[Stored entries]
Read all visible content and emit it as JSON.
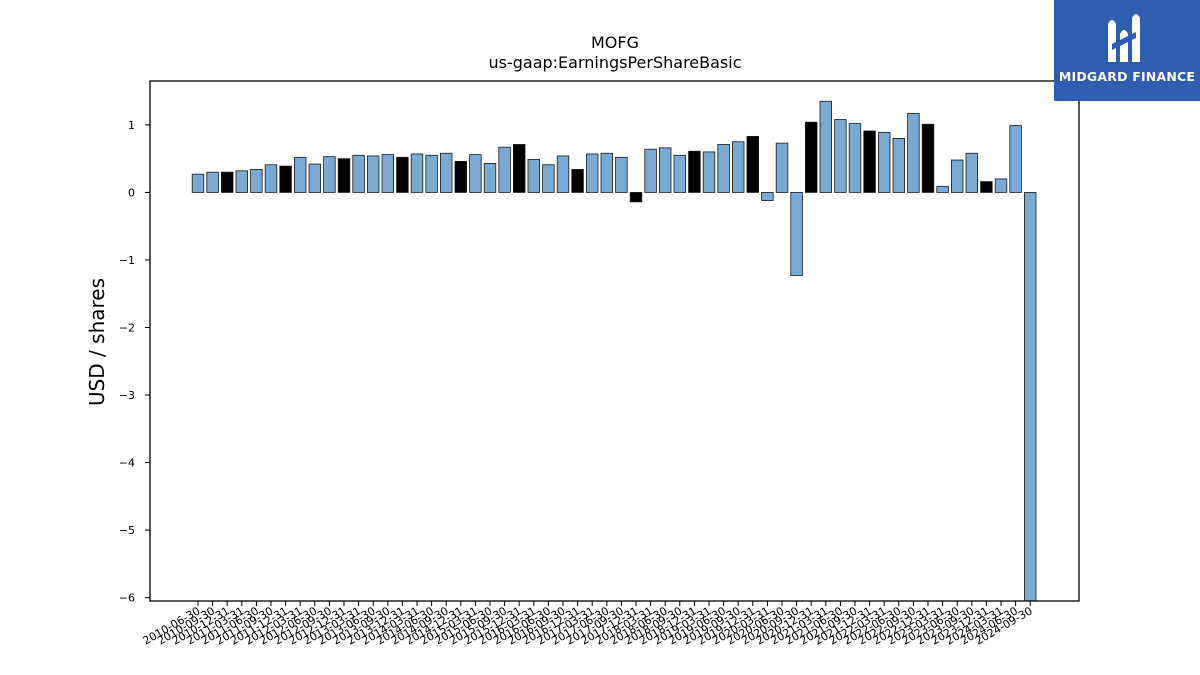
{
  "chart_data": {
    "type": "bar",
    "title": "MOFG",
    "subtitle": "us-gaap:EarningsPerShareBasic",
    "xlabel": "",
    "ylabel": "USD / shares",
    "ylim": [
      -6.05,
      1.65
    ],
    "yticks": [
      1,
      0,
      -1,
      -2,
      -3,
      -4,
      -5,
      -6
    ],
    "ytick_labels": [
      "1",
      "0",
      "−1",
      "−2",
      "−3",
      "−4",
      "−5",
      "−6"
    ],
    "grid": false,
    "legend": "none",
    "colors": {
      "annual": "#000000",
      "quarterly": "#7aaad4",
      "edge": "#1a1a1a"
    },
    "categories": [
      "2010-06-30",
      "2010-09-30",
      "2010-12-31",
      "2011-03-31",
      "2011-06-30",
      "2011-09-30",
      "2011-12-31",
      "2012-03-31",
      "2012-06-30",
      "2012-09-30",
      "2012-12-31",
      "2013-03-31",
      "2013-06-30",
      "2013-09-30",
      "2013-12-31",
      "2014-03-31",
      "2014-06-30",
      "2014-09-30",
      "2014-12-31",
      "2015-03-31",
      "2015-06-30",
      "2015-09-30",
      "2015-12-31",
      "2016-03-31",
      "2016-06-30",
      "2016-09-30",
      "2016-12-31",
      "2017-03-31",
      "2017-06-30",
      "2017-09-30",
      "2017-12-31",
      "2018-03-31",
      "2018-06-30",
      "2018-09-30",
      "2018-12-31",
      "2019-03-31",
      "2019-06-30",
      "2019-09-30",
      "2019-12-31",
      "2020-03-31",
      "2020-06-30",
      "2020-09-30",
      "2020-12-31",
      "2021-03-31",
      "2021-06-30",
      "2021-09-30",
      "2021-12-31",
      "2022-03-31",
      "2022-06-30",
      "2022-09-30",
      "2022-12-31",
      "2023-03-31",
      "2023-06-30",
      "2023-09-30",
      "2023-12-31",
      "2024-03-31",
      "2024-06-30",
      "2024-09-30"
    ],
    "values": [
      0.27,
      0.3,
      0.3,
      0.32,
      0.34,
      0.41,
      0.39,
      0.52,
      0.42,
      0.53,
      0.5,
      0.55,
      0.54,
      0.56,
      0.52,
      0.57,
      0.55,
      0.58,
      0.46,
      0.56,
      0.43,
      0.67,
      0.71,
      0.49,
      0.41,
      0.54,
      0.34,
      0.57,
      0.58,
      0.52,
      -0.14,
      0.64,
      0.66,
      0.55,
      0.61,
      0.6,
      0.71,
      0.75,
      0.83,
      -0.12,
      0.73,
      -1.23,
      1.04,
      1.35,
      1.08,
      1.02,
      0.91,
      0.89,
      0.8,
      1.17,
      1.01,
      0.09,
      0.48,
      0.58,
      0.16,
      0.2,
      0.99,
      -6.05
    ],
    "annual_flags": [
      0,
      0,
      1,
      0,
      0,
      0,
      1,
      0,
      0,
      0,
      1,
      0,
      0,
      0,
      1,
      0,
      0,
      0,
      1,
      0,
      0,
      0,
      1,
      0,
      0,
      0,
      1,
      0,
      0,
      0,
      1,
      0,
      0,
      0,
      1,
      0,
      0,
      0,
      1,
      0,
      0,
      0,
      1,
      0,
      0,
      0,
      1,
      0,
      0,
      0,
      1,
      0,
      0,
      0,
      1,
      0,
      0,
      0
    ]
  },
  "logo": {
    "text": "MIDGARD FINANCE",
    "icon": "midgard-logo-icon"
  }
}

To do: Give back each entry exactly as it appears, with no pictures.

Answer to this problem:
Read all visible content and emit it as JSON.
{
  "chart_data": {
    "type": "bar",
    "title": "MOFG",
    "subtitle": "us-gaap:EarningsPerShareBasic",
    "xlabel": "",
    "ylabel": "USD / shares",
    "ylim": [
      -6.05,
      1.65
    ],
    "yticks": [
      1,
      0,
      -1,
      -2,
      -3,
      -4,
      -5,
      -6
    ],
    "ytick_labels": [
      "1",
      "0",
      "−1",
      "−2",
      "−3",
      "−4",
      "−5",
      "−6"
    ],
    "grid": false,
    "legend": "none",
    "colors": {
      "annual": "#000000",
      "quarterly": "#7aaad4",
      "edge": "#1a1a1a"
    },
    "categories": [
      "2010-06-30",
      "2010-09-30",
      "2010-12-31",
      "2011-03-31",
      "2011-06-30",
      "2011-09-30",
      "2011-12-31",
      "2012-03-31",
      "2012-06-30",
      "2012-09-30",
      "2012-12-31",
      "2013-03-31",
      "2013-06-30",
      "2013-09-30",
      "2013-12-31",
      "2014-03-31",
      "2014-06-30",
      "2014-09-30",
      "2014-12-31",
      "2015-03-31",
      "2015-06-30",
      "2015-09-30",
      "2015-12-31",
      "2016-03-31",
      "2016-06-30",
      "2016-09-30",
      "2016-12-31",
      "2017-03-31",
      "2017-06-30",
      "2017-09-30",
      "2017-12-31",
      "2018-03-31",
      "2018-06-30",
      "2018-09-30",
      "2018-12-31",
      "2019-03-31",
      "2019-06-30",
      "2019-09-30",
      "2019-12-31",
      "2020-03-31",
      "2020-06-30",
      "2020-09-30",
      "2020-12-31",
      "2021-03-31",
      "2021-06-30",
      "2021-09-30",
      "2021-12-31",
      "2022-03-31",
      "2022-06-30",
      "2022-09-30",
      "2022-12-31",
      "2023-03-31",
      "2023-06-30",
      "2023-09-30",
      "2023-12-31",
      "2024-03-31",
      "2024-06-30",
      "2024-09-30"
    ],
    "values": [
      0.27,
      0.3,
      0.3,
      0.32,
      0.34,
      0.41,
      0.39,
      0.52,
      0.42,
      0.53,
      0.5,
      0.55,
      0.54,
      0.56,
      0.52,
      0.57,
      0.55,
      0.58,
      0.46,
      0.56,
      0.43,
      0.67,
      0.71,
      0.49,
      0.41,
      0.54,
      0.34,
      0.57,
      0.58,
      0.52,
      -0.14,
      0.64,
      0.66,
      0.55,
      0.61,
      0.6,
      0.71,
      0.75,
      0.83,
      -0.12,
      0.73,
      -1.23,
      1.04,
      1.35,
      1.08,
      1.02,
      0.91,
      0.89,
      0.8,
      1.17,
      1.01,
      0.09,
      0.48,
      0.58,
      0.16,
      0.2,
      0.99,
      -6.05
    ],
    "annual_flags": [
      0,
      0,
      1,
      0,
      0,
      0,
      1,
      0,
      0,
      0,
      1,
      0,
      0,
      0,
      1,
      0,
      0,
      0,
      1,
      0,
      0,
      0,
      1,
      0,
      0,
      0,
      1,
      0,
      0,
      0,
      1,
      0,
      0,
      0,
      1,
      0,
      0,
      0,
      1,
      0,
      0,
      0,
      1,
      0,
      0,
      0,
      1,
      0,
      0,
      0,
      1,
      0,
      0,
      0,
      1,
      0,
      0,
      0
    ]
  },
  "logo": {
    "text": "MIDGARD FINANCE",
    "icon": "midgard-logo-icon"
  }
}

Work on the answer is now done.